Task requirements =>
Your answer should be a single number: the count of lines that include "JSON".

Stored data =>
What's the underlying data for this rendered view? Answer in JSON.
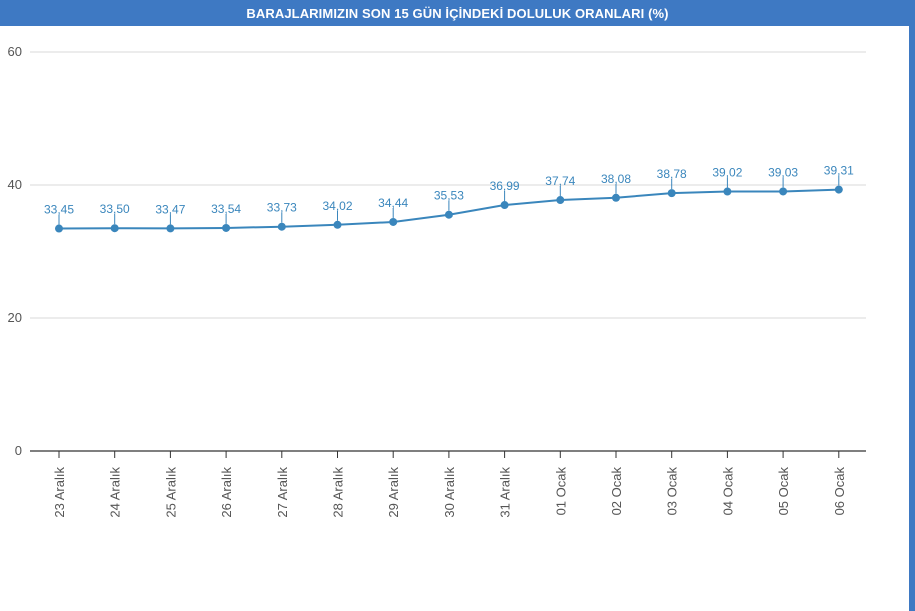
{
  "title": "BARAJLARIMIZIN SON 15 GÜN İÇİNDEKİ DOLULUK ORANLARI (%)",
  "colors": {
    "header": "#3e79c3",
    "series": "#3a86bc",
    "grid": "#d8d8d8",
    "axis": "#333333"
  },
  "chart_data": {
    "type": "line",
    "title": "BARAJLARIMIZIN SON 15 GÜN İÇİNDEKİ DOLULUK ORANLARI (%)",
    "categories": [
      "23 Aralık",
      "24 Aralık",
      "25 Aralık",
      "26 Aralık",
      "27 Aralık",
      "28 Aralık",
      "29 Aralık",
      "30 Aralık",
      "31 Aralık",
      "01 Ocak",
      "02 Ocak",
      "03 Ocak",
      "04 Ocak",
      "05 Ocak",
      "06 Ocak"
    ],
    "values": [
      33.45,
      33.5,
      33.47,
      33.54,
      33.73,
      34.02,
      34.44,
      35.53,
      36.99,
      37.74,
      38.08,
      38.78,
      39.02,
      39.03,
      39.31
    ],
    "data_labels": [
      "33,45",
      "33,50",
      "33,47",
      "33,54",
      "33,73",
      "34,02",
      "34,44",
      "35,53",
      "36,99",
      "37,74",
      "38,08",
      "38,78",
      "39,02",
      "39,03",
      "39,31"
    ],
    "yticks": [
      "0",
      "20",
      "40",
      "60"
    ],
    "ytick_values": [
      0,
      20,
      40,
      60
    ],
    "ylim": [
      0,
      60
    ],
    "xlabel": "",
    "ylabel": "",
    "grid": true,
    "legend": "none"
  }
}
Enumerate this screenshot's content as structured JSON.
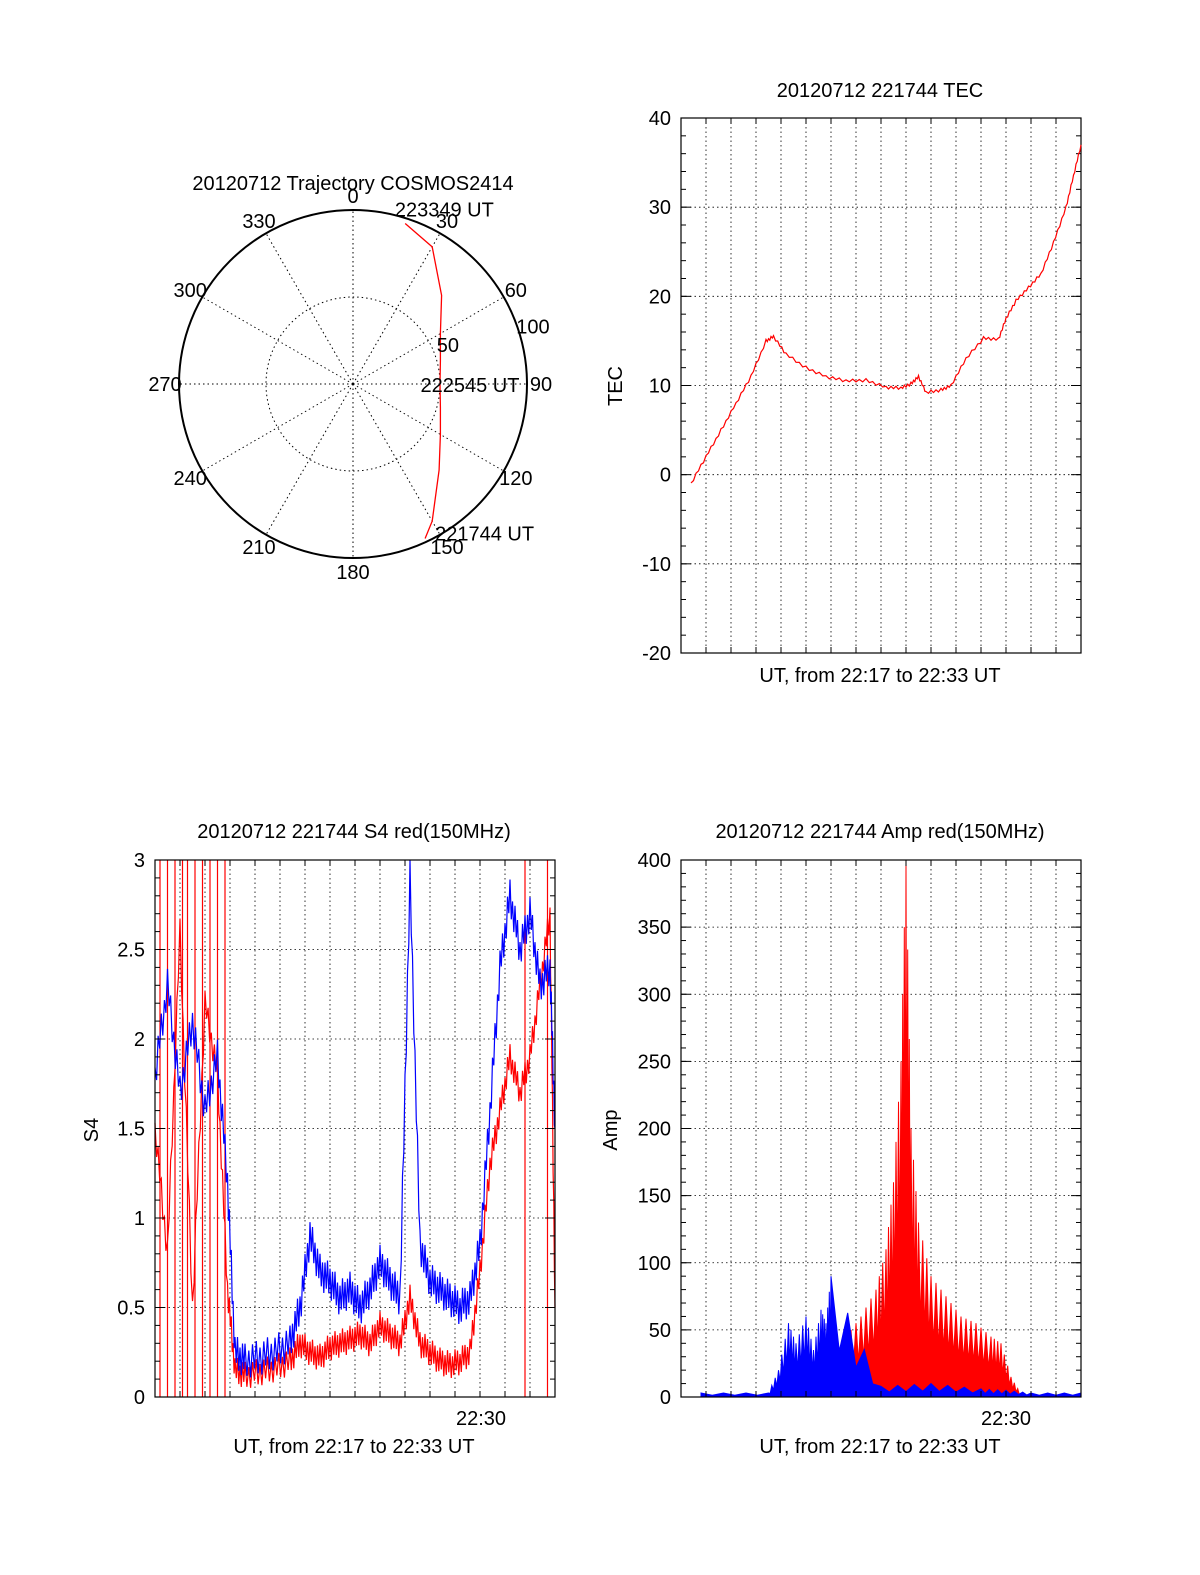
{
  "chart_data": [
    {
      "type": "polar",
      "title": "20120712 Trajectory COSMOS2414",
      "angle_labels": [
        "0",
        "30",
        "60",
        "90",
        "120",
        "150",
        "180",
        "210",
        "240",
        "270",
        "300",
        "330"
      ],
      "radial_labels": [
        "50",
        "100"
      ],
      "rlim": [
        0,
        100
      ],
      "grid": true,
      "colors": {
        "trajectory": "#ff0000"
      },
      "trajectory": [
        {
          "az": 18,
          "r": 97
        },
        {
          "az": 30,
          "r": 91
        },
        {
          "az": 45,
          "r": 72
        },
        {
          "az": 60,
          "r": 58
        },
        {
          "az": 75,
          "r": 52
        },
        {
          "az": 90,
          "r": 50
        },
        {
          "az": 105,
          "r": 52
        },
        {
          "az": 120,
          "r": 58
        },
        {
          "az": 135,
          "r": 70
        },
        {
          "az": 150,
          "r": 91
        },
        {
          "az": 155,
          "r": 98
        }
      ],
      "annotations": [
        {
          "text": "223349 UT",
          "az": 17,
          "r": 97
        },
        {
          "text": "222545 UT",
          "az": 90,
          "r": 50
        },
        {
          "text": "221744 UT",
          "az": 153,
          "r": 97
        }
      ]
    },
    {
      "type": "line",
      "title": "20120712 221744 TEC",
      "xlabel": "UT, from 22:17 to 22:33 UT",
      "ylabel": "TEC",
      "xlim": [
        0,
        16
      ],
      "ylim": [
        -20,
        40
      ],
      "yticks": [
        -20,
        -10,
        0,
        10,
        20,
        30,
        40
      ],
      "grid": true,
      "series": [
        {
          "color": "#ff0000",
          "x": [
            0.4,
            1.0,
            1.6,
            2.2,
            2.8,
            3.4,
            3.7,
            4.2,
            5.0,
            5.8,
            6.6,
            7.4,
            8.2,
            8.8,
            9.2,
            9.5,
            9.8,
            10.4,
            10.8,
            11.4,
            12.1,
            12.7,
            13.0,
            13.4,
            13.9,
            14.4,
            14.9,
            15.4,
            15.7,
            16.0
          ],
          "y": [
            -1,
            2,
            5,
            8,
            11,
            15,
            15.5,
            13.5,
            12,
            11,
            10.5,
            10.6,
            9.8,
            9.7,
            10.2,
            11,
            9.2,
            9.5,
            10,
            13,
            15.3,
            15.2,
            17.5,
            19.5,
            21,
            22.5,
            26,
            30,
            33.5,
            37
          ]
        }
      ]
    },
    {
      "type": "line",
      "title": "20120712 221744 S4 red(150MHz)",
      "xlabel": "UT, from 22:17 to 22:33 UT",
      "ylabel": "S4",
      "xlim": [
        0,
        16
      ],
      "ylim": [
        0,
        3
      ],
      "yticks": [
        "0",
        "0.5",
        "1",
        "1.5",
        "2",
        "2.5",
        "3"
      ],
      "xtick_label": "22:30",
      "grid": true,
      "series": [
        {
          "color": "#0000ff",
          "x": [
            0,
            0.5,
            1.0,
            1.5,
            2.0,
            2.5,
            2.9,
            3.2,
            3.6,
            4.2,
            4.8,
            5.4,
            5.8,
            6.2,
            6.6,
            7.0,
            7.4,
            7.8,
            8.2,
            8.6,
            9.0,
            9.4,
            9.8,
            10.2,
            10.6,
            11.0,
            11.4,
            11.8,
            12.2,
            12.6,
            13.0,
            13.4,
            13.8,
            14.2,
            14.6,
            15.0,
            15.4,
            15.8,
            16.0
          ],
          "y": [
            1.8,
            2.3,
            1.7,
            2.1,
            1.6,
            1.9,
            1.2,
            0.25,
            0.2,
            0.22,
            0.25,
            0.3,
            0.5,
            0.9,
            0.7,
            0.65,
            0.55,
            0.6,
            0.5,
            0.6,
            0.75,
            0.65,
            0.55,
            2.9,
            0.85,
            0.65,
            0.6,
            0.55,
            0.5,
            0.55,
            0.85,
            1.6,
            2.4,
            2.8,
            2.5,
            2.7,
            2.3,
            2.4,
            1.5
          ]
        },
        {
          "color": "#ff0000",
          "x": [
            0,
            0.5,
            1.0,
            1.5,
            2.0,
            2.5,
            2.9,
            3.2,
            3.6,
            4.2,
            4.8,
            5.4,
            5.8,
            6.2,
            6.6,
            7.0,
            7.4,
            7.8,
            8.2,
            8.6,
            9.0,
            9.4,
            9.8,
            10.2,
            10.6,
            11.0,
            11.4,
            11.8,
            12.2,
            12.6,
            13.0,
            13.4,
            13.8,
            14.2,
            14.6,
            15.0,
            15.4,
            15.8,
            16.0
          ],
          "y": [
            1.5,
            0.8,
            2.6,
            0.5,
            2.2,
            1.8,
            0.6,
            0.15,
            0.12,
            0.14,
            0.16,
            0.2,
            0.3,
            0.25,
            0.22,
            0.28,
            0.3,
            0.32,
            0.35,
            0.3,
            0.4,
            0.35,
            0.3,
            0.55,
            0.3,
            0.25,
            0.2,
            0.18,
            0.2,
            0.25,
            0.7,
            1.3,
            1.6,
            1.9,
            1.7,
            1.9,
            2.3,
            2.7,
            0.5
          ]
        }
      ],
      "spikes_red_x": [
        0.2,
        0.5,
        0.8,
        1.1,
        1.3,
        1.6,
        1.9,
        2.2,
        2.5,
        2.8,
        14.8,
        15.7
      ]
    },
    {
      "type": "line",
      "title": "20120712 221744 Amp red(150MHz)",
      "xlabel": "UT, from 22:17 to 22:33 UT",
      "ylabel": "Amp",
      "xlim": [
        0,
        16
      ],
      "ylim": [
        0,
        400
      ],
      "yticks": [
        0,
        50,
        100,
        150,
        200,
        250,
        300,
        350,
        400
      ],
      "xtick_label": "22:30",
      "grid": true,
      "series": [
        {
          "color": "#0000ff",
          "x": [
            0.8,
            3.5,
            3.9,
            4.3,
            4.6,
            5.0,
            5.3,
            5.6,
            5.8,
            6.0,
            8.0,
            10.0,
            12.0,
            13.0,
            14.0,
            16.0
          ],
          "y": [
            3,
            3,
            20,
            55,
            40,
            60,
            35,
            65,
            55,
            90,
            8,
            10,
            6,
            5,
            3,
            3
          ]
        },
        {
          "color": "#ff0000",
          "x": [
            3.7,
            4.2,
            5.0,
            6.0,
            6.6,
            7.2,
            7.8,
            8.2,
            8.5,
            8.8,
            9.0,
            9.2,
            9.5,
            10.0,
            10.6,
            11.2,
            11.8,
            12.4,
            12.8,
            13.2,
            13.6
          ],
          "y": [
            2,
            8,
            12,
            25,
            45,
            60,
            80,
            110,
            160,
            250,
            400,
            200,
            130,
            90,
            75,
            60,
            55,
            45,
            40,
            15,
            2
          ]
        }
      ]
    }
  ]
}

Reply =>
2